WHAT IS NEEDED: Report each line of the data that has "komisija" somewhere in it.

MATERIAL FOR THE TASK:
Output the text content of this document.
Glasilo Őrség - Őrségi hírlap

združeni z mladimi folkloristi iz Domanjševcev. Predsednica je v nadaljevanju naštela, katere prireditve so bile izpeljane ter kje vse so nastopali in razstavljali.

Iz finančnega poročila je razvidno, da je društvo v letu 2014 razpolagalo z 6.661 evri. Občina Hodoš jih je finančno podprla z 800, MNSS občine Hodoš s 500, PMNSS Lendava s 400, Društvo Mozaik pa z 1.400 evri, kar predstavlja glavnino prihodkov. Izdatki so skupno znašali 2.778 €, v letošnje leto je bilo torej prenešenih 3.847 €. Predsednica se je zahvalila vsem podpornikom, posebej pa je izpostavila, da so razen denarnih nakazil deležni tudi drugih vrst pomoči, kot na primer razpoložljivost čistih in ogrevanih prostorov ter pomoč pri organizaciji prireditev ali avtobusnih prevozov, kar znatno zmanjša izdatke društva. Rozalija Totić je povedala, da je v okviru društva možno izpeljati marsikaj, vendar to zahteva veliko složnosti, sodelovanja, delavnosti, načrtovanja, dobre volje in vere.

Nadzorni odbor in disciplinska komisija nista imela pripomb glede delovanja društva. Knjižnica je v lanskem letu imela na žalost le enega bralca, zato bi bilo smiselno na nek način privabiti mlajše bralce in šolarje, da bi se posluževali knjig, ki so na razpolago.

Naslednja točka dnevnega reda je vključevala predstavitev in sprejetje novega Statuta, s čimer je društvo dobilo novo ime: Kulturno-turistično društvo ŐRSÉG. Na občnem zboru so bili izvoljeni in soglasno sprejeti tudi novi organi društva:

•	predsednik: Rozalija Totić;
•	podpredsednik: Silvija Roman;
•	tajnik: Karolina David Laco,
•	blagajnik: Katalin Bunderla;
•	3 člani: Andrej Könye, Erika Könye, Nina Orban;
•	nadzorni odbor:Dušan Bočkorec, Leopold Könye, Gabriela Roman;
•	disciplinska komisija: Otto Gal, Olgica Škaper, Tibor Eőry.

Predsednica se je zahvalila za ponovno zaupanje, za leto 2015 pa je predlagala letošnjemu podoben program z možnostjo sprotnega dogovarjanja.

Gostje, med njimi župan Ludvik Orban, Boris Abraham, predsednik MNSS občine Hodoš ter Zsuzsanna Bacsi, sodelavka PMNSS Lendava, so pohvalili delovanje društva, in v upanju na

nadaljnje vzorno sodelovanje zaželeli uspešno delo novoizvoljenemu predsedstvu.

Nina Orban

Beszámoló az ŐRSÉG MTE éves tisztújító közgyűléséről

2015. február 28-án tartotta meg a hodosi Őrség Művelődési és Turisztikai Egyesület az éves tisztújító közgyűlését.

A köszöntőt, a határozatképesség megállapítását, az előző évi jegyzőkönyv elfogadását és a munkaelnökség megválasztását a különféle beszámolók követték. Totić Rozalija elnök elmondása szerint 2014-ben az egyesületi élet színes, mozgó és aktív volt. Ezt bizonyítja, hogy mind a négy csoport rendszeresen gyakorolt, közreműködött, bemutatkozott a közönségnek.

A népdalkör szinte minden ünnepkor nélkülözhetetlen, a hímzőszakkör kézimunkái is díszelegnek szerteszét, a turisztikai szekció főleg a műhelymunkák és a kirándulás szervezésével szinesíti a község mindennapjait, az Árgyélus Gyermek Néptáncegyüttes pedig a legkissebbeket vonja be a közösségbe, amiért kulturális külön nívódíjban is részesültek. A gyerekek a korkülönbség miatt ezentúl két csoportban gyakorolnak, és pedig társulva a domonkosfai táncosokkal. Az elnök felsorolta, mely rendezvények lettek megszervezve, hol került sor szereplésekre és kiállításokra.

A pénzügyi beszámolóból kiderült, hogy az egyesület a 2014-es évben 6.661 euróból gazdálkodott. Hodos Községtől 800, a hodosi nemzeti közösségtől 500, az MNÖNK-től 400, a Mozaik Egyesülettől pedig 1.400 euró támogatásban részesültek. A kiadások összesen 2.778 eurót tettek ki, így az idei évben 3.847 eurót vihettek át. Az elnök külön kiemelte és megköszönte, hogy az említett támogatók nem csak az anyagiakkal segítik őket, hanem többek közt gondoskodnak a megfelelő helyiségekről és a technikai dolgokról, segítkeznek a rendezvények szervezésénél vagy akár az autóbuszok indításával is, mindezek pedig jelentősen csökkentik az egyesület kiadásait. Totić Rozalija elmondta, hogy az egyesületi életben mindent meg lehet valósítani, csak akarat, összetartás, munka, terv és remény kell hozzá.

ANSWER FOR THE TASK:
Nadzorni odbor in disciplinska komisija nista imela pripomb glede delovanja društva. Knjižnica je v lanskem letu imela na žalost le enega bralca, zato bi bilo smiselno na nek način privabiti mlajše bralce in šolarje, da bi se posluževali knjig, ki so na razpolago.
•	disciplinska komisija: Otto Gal, Olgica Škaper, Tibor Eőry.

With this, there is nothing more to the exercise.